(Stored records)
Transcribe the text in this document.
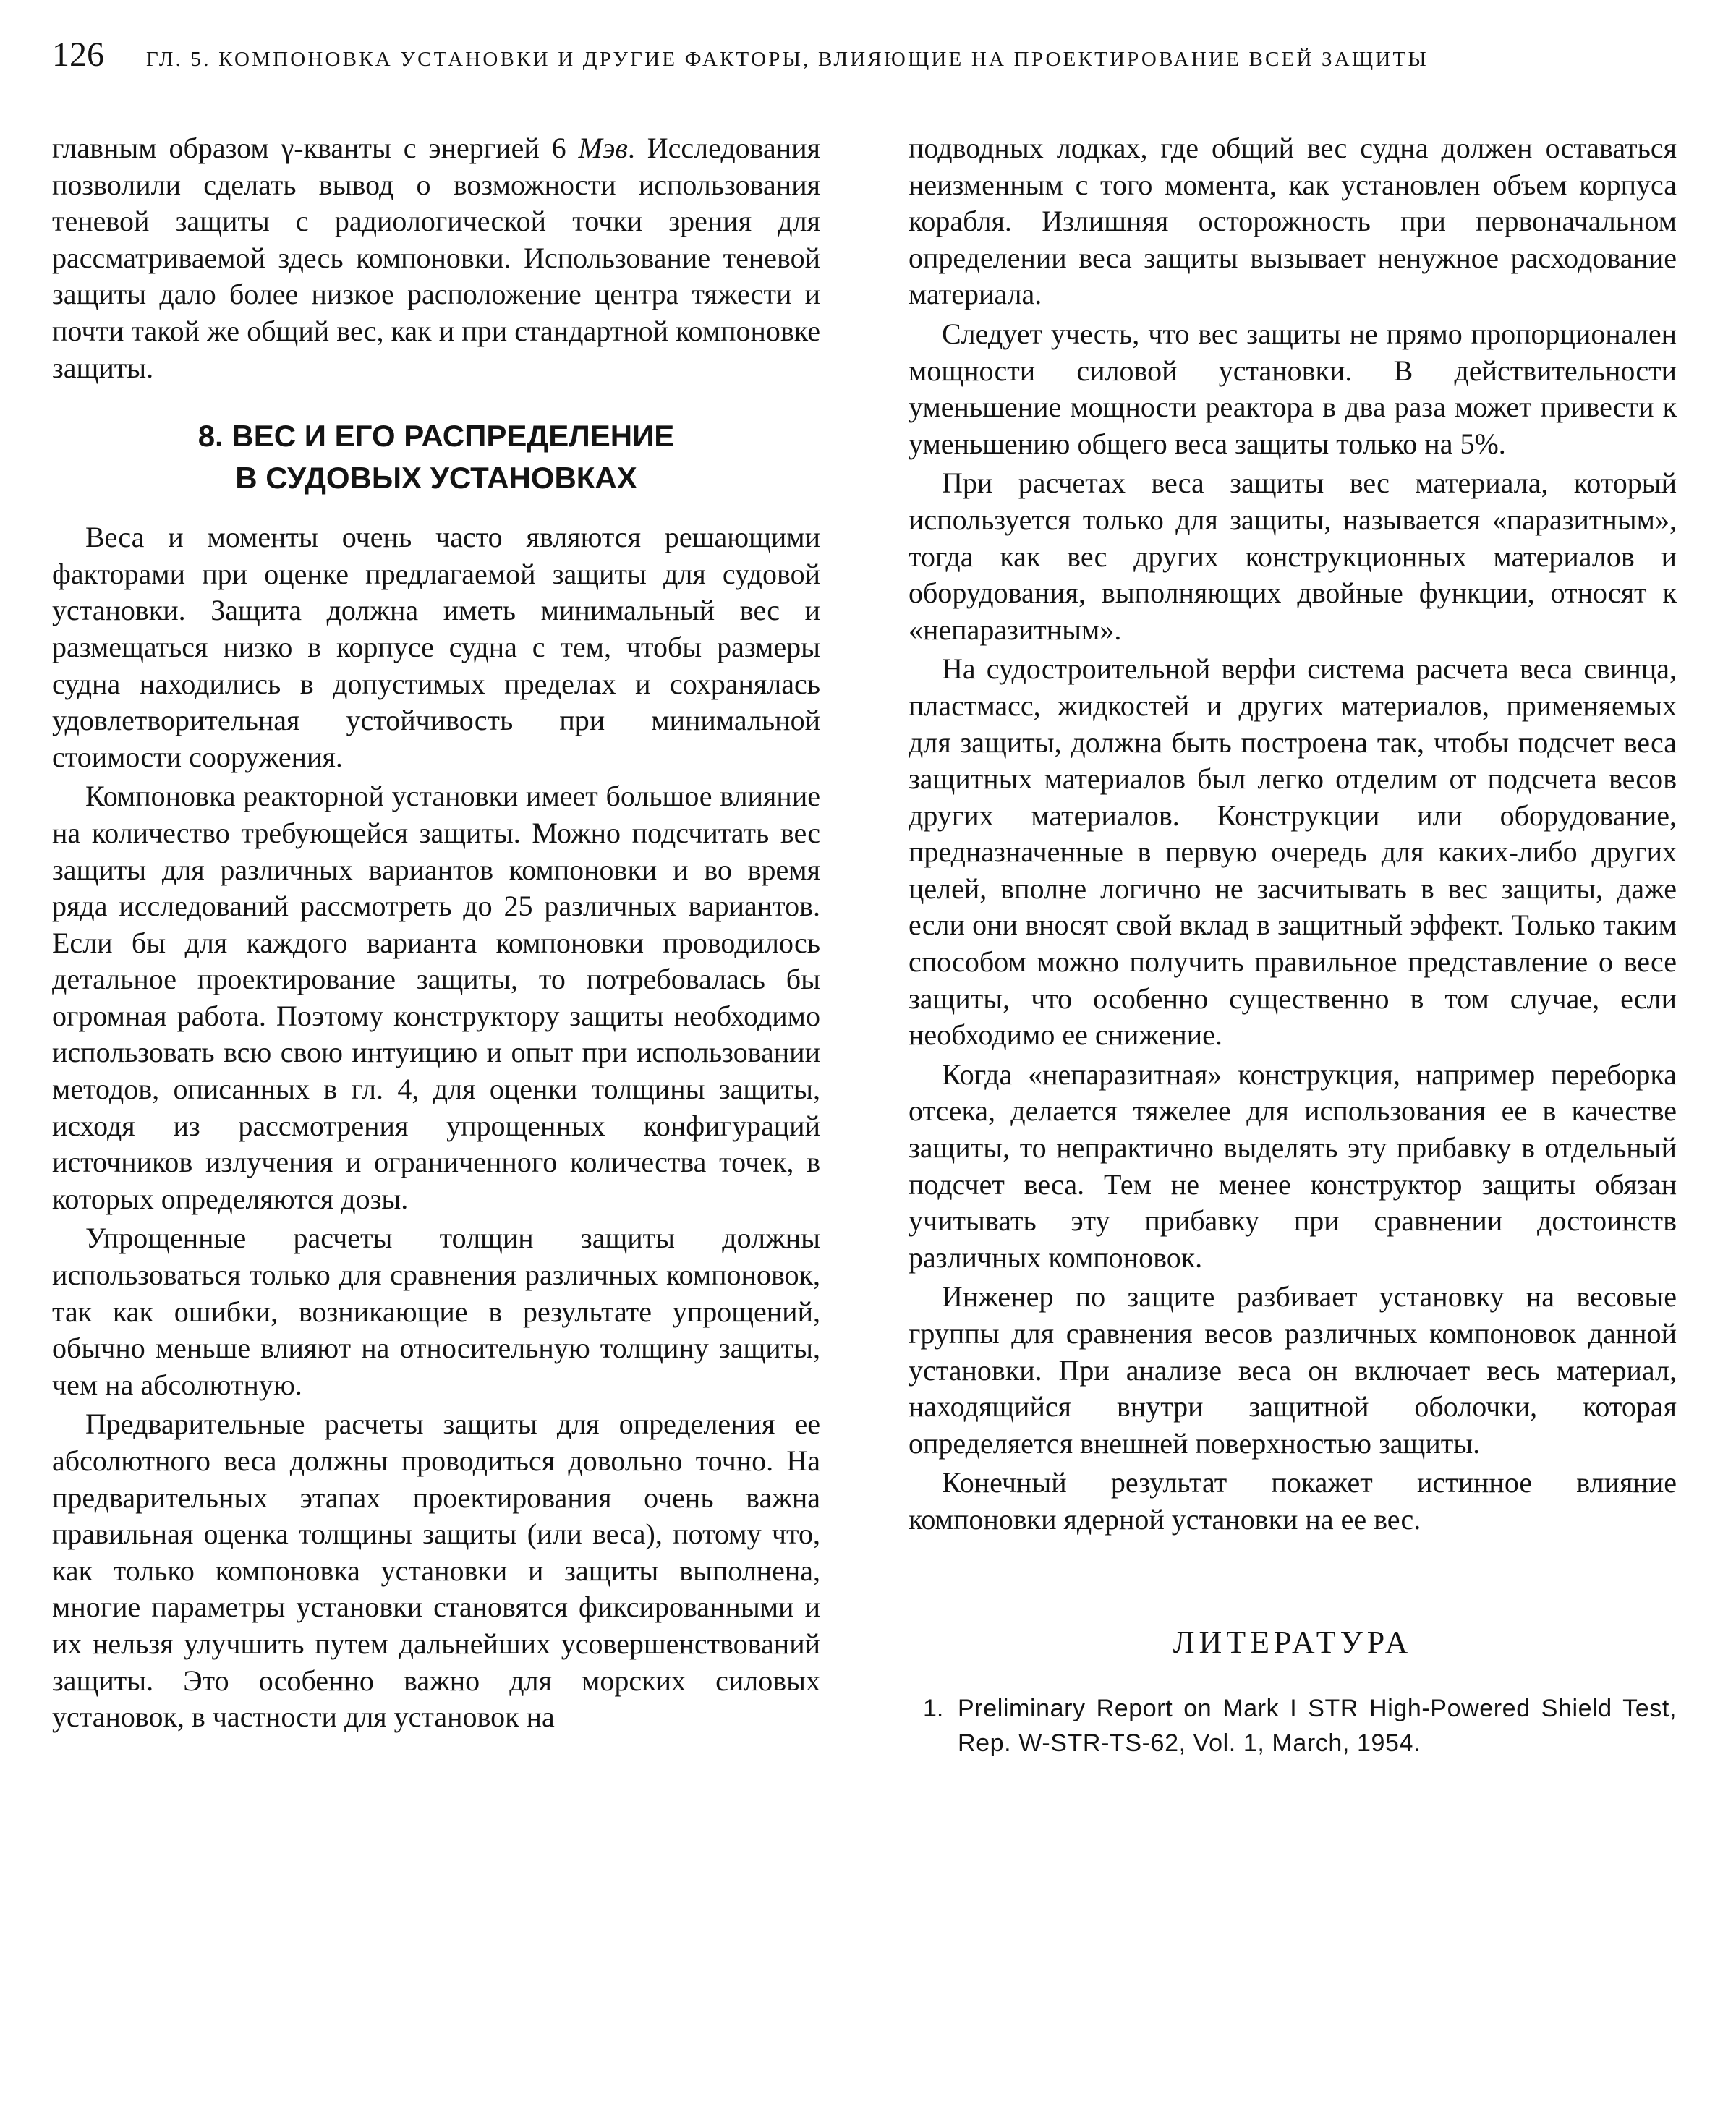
126 ГЛ. 5. КОМПОНОВКА УСТАНОВКИ И ДРУГИЕ ФАКТОРЫ, ВЛИЯЮЩИЕ НА ПРОЕКТИРОВАНИЕ ВСЕЙ ЗАЩИТЫ

главным образом γ-кванты с энергией 6 Мэв. Исследования позволили сделать вывод о возможности использования теневой защиты с радиологической точки зрения для рассматриваемой здесь компоновки. Использование теневой защиты дало более низкое расположение центра тяжести и почти такой же общий вес, как и при стандартной компоновке защиты.

8. ВЕС И ЕГО РАСПРЕДЕЛЕНИЕ
В СУДОВЫХ УСТАНОВКАХ

Веса и моменты очень часто являются решающими факторами при оценке предлагаемой защиты для судовой установки. Защита должна иметь минимальный вес и размещаться низко в корпусе судна с тем, чтобы размеры судна находились в допустимых пределах и сохранялась удовлетворительная устойчивость при минимальной стоимости сооружения.

Компоновка реакторной установки имеет большое влияние на количество требующейся защиты. Можно подсчитать вес защиты для различных вариантов компоновки и во время ряда исследований рассмотреть до 25 различных вариантов. Если бы для каждого варианта компоновки проводилось детальное проектирование защиты, то потребовалась бы огромная работа. Поэтому конструктору защиты необходимо использовать всю свою интуицию и опыт при использовании методов, описанных в гл. 4, для оценки толщины защиты, исходя из рассмотрения упрощенных конфигураций источников излучения и ограниченного количества точек, в которых определяются дозы.

Упрощенные расчеты толщин защиты должны использоваться только для сравнения различных компоновок, так как ошибки, возникающие в результате упрощений, обычно меньше влияют на относительную толщину защиты, чем на абсолютную.

Предварительные расчеты защиты для определения ее абсолютного веса должны проводиться довольно точно. На предварительных этапах проектирования очень важна правильная оценка толщины защиты (или веса), потому что, как только компоновка установки и защиты выполнена, многие параметры установки становятся фиксированными и их нельзя улучшить путем дальнейших усовершенствований защиты. Это особенно важно для морских силовых установок, в частности для установок на

подводных лодках, где общий вес судна должен оставаться неизменным с того момента, как установлен объем корпуса корабля. Излишняя осторожность при первоначальном определении веса защиты вызывает ненужное расходование материала.

Следует учесть, что вес защиты не прямо пропорционален мощности силовой установки. В действительности уменьшение мощности реактора в два раза может привести к уменьшению общего веса защиты только на 5%.

При расчетах веса защиты вес материала, который используется только для защиты, называется «паразитным», тогда как вес других конструкционных материалов и оборудования, выполняющих двойные функции, относят к «непаразитным».

На судостроительной верфи система расчета веса свинца, пластмасс, жидкостей и других материалов, применяемых для защиты, должна быть построена так, чтобы подсчет веса защитных материалов был легко отделим от подсчета весов других материалов. Конструкции или оборудование, предназначенные в первую очередь для каких-либо других целей, вполне логично не засчитывать в вес защиты, даже если они вносят свой вклад в защитный эффект. Только таким способом можно получить правильное представление о весе защиты, что особенно существенно в том случае, если необходимо ее снижение.

Когда «непаразитная» конструкция, например переборка отсека, делается тяжелее для использования ее в качестве защиты, то непрактично выделять эту прибавку в отдельный подсчет веса. Тем не менее конструктор защиты обязан учитывать эту прибавку при сравнении достоинств различных компоновок.

Инженер по защите разбивает установку на весовые группы для сравнения весов различных компоновок данной установки. При анализе веса он включает весь материал, находящийся внутри защитной оболочки, которая определяется внешней поверхностью защиты.

Конечный результат покажет истинное влияние компоновки ядерной установки на ее вес.

ЛИТЕРАТУРА
1. Preliminary Report on Mark I STR High-Powered Shield Test, Rep. W-STR-TS-62, Vol. 1, March, 1954.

> Stated problem
The records above must be printed exactly; the pictures stay out.

> Solution to the problem
Transcribe the text in this document.
126 ГЛ. 5. КОМПОНОВКА УСТАНОВКИ И ДРУГИЕ ФАКТОРЫ, ВЛИЯЮЩИЕ НА ПРОЕКТИРОВАНИЕ ВСЕЙ ЗАЩИТЫ

главным образом γ-кванты с энергией 6 Мэв. Исследования позволили сделать вывод о возможности использования теневой защиты с радиологической точки зрения для рассматриваемой здесь компоновки. Использование теневой защиты дало более низкое расположение центра тяжести и почти такой же общий вес, как и при стандартной компоновке защиты.

8. ВЕС И ЕГО РАСПРЕДЕЛЕНИЕ
В СУДОВЫХ УСТАНОВКАХ

Веса и моменты очень часто являются решающими факторами при оценке предлагаемой защиты для судовой установки. Защита должна иметь минимальный вес и размещаться низко в корпусе судна с тем, чтобы размеры судна находились в допустимых пределах и сохранялась удовлетворительная устойчивость при минимальной стоимости сооружения.

Компоновка реакторной установки имеет большое влияние на количество требующейся защиты. Можно подсчитать вес защиты для различных вариантов компоновки и во время ряда исследований рассмотреть до 25 различных вариантов. Если бы для каждого варианта компоновки проводилось детальное проектирование защиты, то потребовалась бы огромная работа. Поэтому конструктору защиты необходимо использовать всю свою интуицию и опыт при использовании методов, описанных в гл. 4, для оценки толщины защиты, исходя из рассмотрения упрощенных конфигураций источников излучения и ограниченного количества точек, в которых определяются дозы.

Упрощенные расчеты толщин защиты должны использоваться только для сравнения различных компоновок, так как ошибки, возникающие в результате упрощений, обычно меньше влияют на относительную толщину защиты, чем на абсолютную.

Предварительные расчеты защиты для определения ее абсолютного веса должны проводиться довольно точно. На предварительных этапах проектирования очень важна правильная оценка толщины защиты (или веса), потому что, как только компоновка установки и защиты выполнена, многие параметры установки становятся фиксированными и их нельзя улучшить путем дальнейших усовершенствований защиты. Это особенно важно для морских силовых установок, в частности для установок на

подводных лодках, где общий вес судна должен оставаться неизменным с того момента, как установлен объем корпуса корабля. Излишняя осторожность при первоначальном определении веса защиты вызывает ненужное расходование материала.

Следует учесть, что вес защиты не прямо пропорционален мощности силовой установки. В действительности уменьшение мощности реактора в два раза может привести к уменьшению общего веса защиты только на 5%.

При расчетах веса защиты вес материала, который используется только для защиты, называется «паразитным», тогда как вес других конструкционных материалов и оборудования, выполняющих двойные функции, относят к «непаразитным».

На судостроительной верфи система расчета веса свинца, пластмасс, жидкостей и других материалов, применяемых для защиты, должна быть построена так, чтобы подсчет веса защитных материалов был легко отделим от подсчета весов других материалов. Конструкции или оборудование, предназначенные в первую очередь для каких-либо других целей, вполне логично не засчитывать в вес защиты, даже если они вносят свой вклад в защитный эффект. Только таким способом можно получить правильное представление о весе защиты, что особенно существенно в том случае, если необходимо ее снижение.

Когда «непаразитная» конструкция, например переборка отсека, делается тяжелее для использования ее в качестве защиты, то непрактично выделять эту прибавку в отдельный подсчет веса. Тем не менее конструктор защиты обязан учитывать эту прибавку при сравнении достоинств различных компоновок.

Инженер по защите разбивает установку на весовые группы для сравнения весов различных компоновок данной установки. При анализе веса он включает весь материал, находящийся внутри защитной оболочки, которая определяется внешней поверхностью защиты.

Конечный результат покажет истинное влияние компоновки ядерной установки на ее вес.

ЛИТЕРАТУРА
1. Preliminary Report on Mark I STR High-Powered Shield Test, Rep. W-STR-TS-62, Vol. 1, March, 1954.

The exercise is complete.